>> Start
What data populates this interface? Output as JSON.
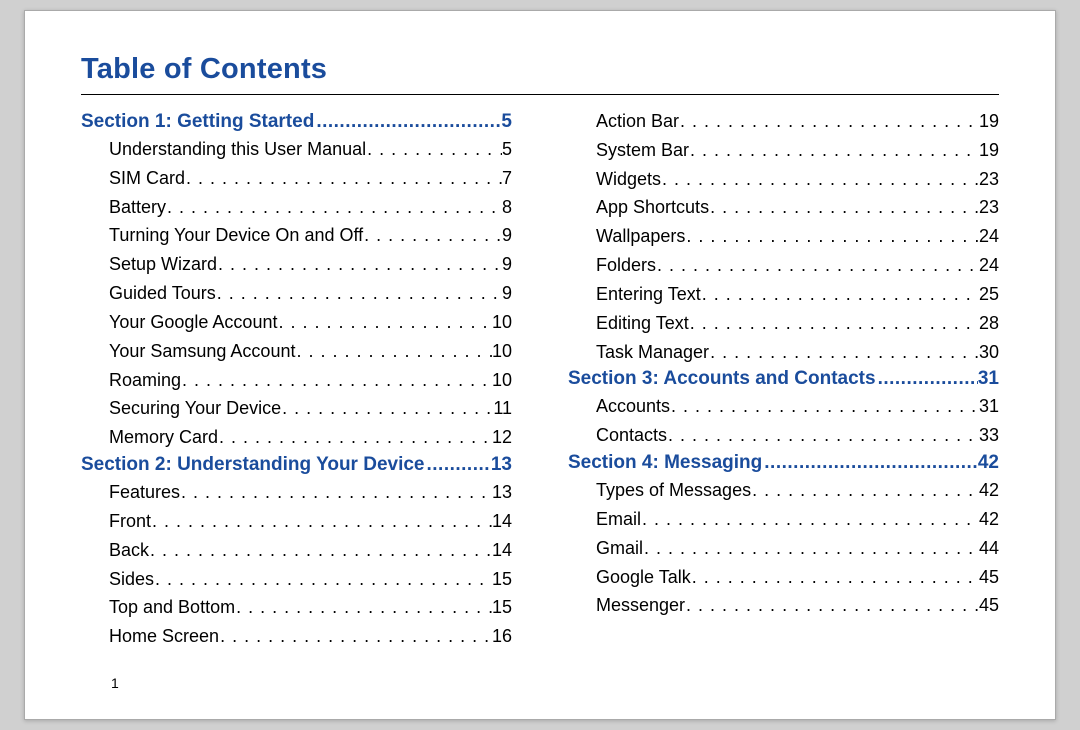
{
  "title": "Table of Contents",
  "page_number": "1",
  "columns": [
    [
      {
        "type": "section",
        "label": "Section 1:  Getting Started",
        "page": "5"
      },
      {
        "type": "entry",
        "label": "Understanding this User Manual",
        "page": "5"
      },
      {
        "type": "entry",
        "label": "SIM Card",
        "page": "7"
      },
      {
        "type": "entry",
        "label": "Battery",
        "page": "8"
      },
      {
        "type": "entry",
        "label": "Turning Your Device On and Off",
        "page": "9"
      },
      {
        "type": "entry",
        "label": "Setup Wizard",
        "page": "9"
      },
      {
        "type": "entry",
        "label": "Guided Tours",
        "page": "9"
      },
      {
        "type": "entry",
        "label": "Your Google Account",
        "page": "10"
      },
      {
        "type": "entry",
        "label": "Your Samsung Account",
        "page": "10"
      },
      {
        "type": "entry",
        "label": "Roaming",
        "page": "10"
      },
      {
        "type": "entry",
        "label": "Securing Your Device",
        "page": "11"
      },
      {
        "type": "entry",
        "label": "Memory Card",
        "page": "12"
      },
      {
        "type": "section",
        "label": "Section 2:  Understanding Your Device",
        "page": "13"
      },
      {
        "type": "entry",
        "label": "Features",
        "page": "13"
      },
      {
        "type": "entry",
        "label": "Front",
        "page": "14"
      },
      {
        "type": "entry",
        "label": "Back",
        "page": "14"
      },
      {
        "type": "entry",
        "label": "Sides",
        "page": "15"
      },
      {
        "type": "entry",
        "label": "Top and Bottom",
        "page": "15"
      },
      {
        "type": "entry",
        "label": "Home Screen",
        "page": "16"
      }
    ],
    [
      {
        "type": "entry",
        "label": "Action Bar",
        "page": "19"
      },
      {
        "type": "entry",
        "label": "System Bar",
        "page": "19"
      },
      {
        "type": "entry",
        "label": "Widgets",
        "page": "23"
      },
      {
        "type": "entry",
        "label": "App Shortcuts",
        "page": "23"
      },
      {
        "type": "entry",
        "label": "Wallpapers",
        "page": "24"
      },
      {
        "type": "entry",
        "label": "Folders",
        "page": "24"
      },
      {
        "type": "entry",
        "label": "Entering Text",
        "page": "25"
      },
      {
        "type": "entry",
        "label": "Editing Text",
        "page": "28"
      },
      {
        "type": "entry",
        "label": "Task Manager",
        "page": "30"
      },
      {
        "type": "section",
        "label": "Section 3:  Accounts and Contacts",
        "page": "31"
      },
      {
        "type": "entry",
        "label": "Accounts",
        "page": "31"
      },
      {
        "type": "entry",
        "label": "Contacts",
        "page": "33"
      },
      {
        "type": "section",
        "label": "Section 4:  Messaging",
        "page": "42"
      },
      {
        "type": "entry",
        "label": "Types of Messages",
        "page": "42"
      },
      {
        "type": "entry",
        "label": "Email",
        "page": "42"
      },
      {
        "type": "entry",
        "label": "Gmail",
        "page": "44"
      },
      {
        "type": "entry",
        "label": "Google Talk",
        "page": "45"
      },
      {
        "type": "entry",
        "label": "Messenger",
        "page": "45"
      }
    ]
  ]
}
>> End
• _WHAT IS EXPECTED_: All of the records above must be copied exactly, except for the pictures.

• _WRITTEN SOLUTION_:
What data populates this interface? Output as JSON.
{
  "title": "Table of Contents",
  "page_number": "1",
  "columns": [
    [
      {
        "type": "section",
        "label": "Section 1:  Getting Started",
        "page": "5"
      },
      {
        "type": "entry",
        "label": "Understanding this User Manual",
        "page": "5"
      },
      {
        "type": "entry",
        "label": "SIM Card",
        "page": "7"
      },
      {
        "type": "entry",
        "label": "Battery",
        "page": "8"
      },
      {
        "type": "entry",
        "label": "Turning Your Device On and Off",
        "page": "9"
      },
      {
        "type": "entry",
        "label": "Setup Wizard",
        "page": "9"
      },
      {
        "type": "entry",
        "label": "Guided Tours",
        "page": "9"
      },
      {
        "type": "entry",
        "label": "Your Google Account",
        "page": "10"
      },
      {
        "type": "entry",
        "label": "Your Samsung Account",
        "page": "10"
      },
      {
        "type": "entry",
        "label": "Roaming",
        "page": "10"
      },
      {
        "type": "entry",
        "label": "Securing Your Device",
        "page": "11"
      },
      {
        "type": "entry",
        "label": "Memory Card",
        "page": "12"
      },
      {
        "type": "section",
        "label": "Section 2:  Understanding Your Device",
        "page": "13"
      },
      {
        "type": "entry",
        "label": "Features",
        "page": "13"
      },
      {
        "type": "entry",
        "label": "Front",
        "page": "14"
      },
      {
        "type": "entry",
        "label": "Back",
        "page": "14"
      },
      {
        "type": "entry",
        "label": "Sides",
        "page": "15"
      },
      {
        "type": "entry",
        "label": "Top and Bottom",
        "page": "15"
      },
      {
        "type": "entry",
        "label": "Home Screen",
        "page": "16"
      }
    ],
    [
      {
        "type": "entry",
        "label": "Action Bar",
        "page": "19"
      },
      {
        "type": "entry",
        "label": "System Bar",
        "page": "19"
      },
      {
        "type": "entry",
        "label": "Widgets",
        "page": "23"
      },
      {
        "type": "entry",
        "label": "App Shortcuts",
        "page": "23"
      },
      {
        "type": "entry",
        "label": "Wallpapers",
        "page": "24"
      },
      {
        "type": "entry",
        "label": "Folders",
        "page": "24"
      },
      {
        "type": "entry",
        "label": "Entering Text",
        "page": "25"
      },
      {
        "type": "entry",
        "label": "Editing Text",
        "page": "28"
      },
      {
        "type": "entry",
        "label": "Task Manager",
        "page": "30"
      },
      {
        "type": "section",
        "label": "Section 3:  Accounts and Contacts",
        "page": "31"
      },
      {
        "type": "entry",
        "label": "Accounts",
        "page": "31"
      },
      {
        "type": "entry",
        "label": "Contacts",
        "page": "33"
      },
      {
        "type": "section",
        "label": "Section 4:  Messaging",
        "page": "42"
      },
      {
        "type": "entry",
        "label": "Types of Messages",
        "page": "42"
      },
      {
        "type": "entry",
        "label": "Email",
        "page": "42"
      },
      {
        "type": "entry",
        "label": "Gmail",
        "page": "44"
      },
      {
        "type": "entry",
        "label": "Google Talk",
        "page": "45"
      },
      {
        "type": "entry",
        "label": "Messenger",
        "page": "45"
      }
    ]
  ]
}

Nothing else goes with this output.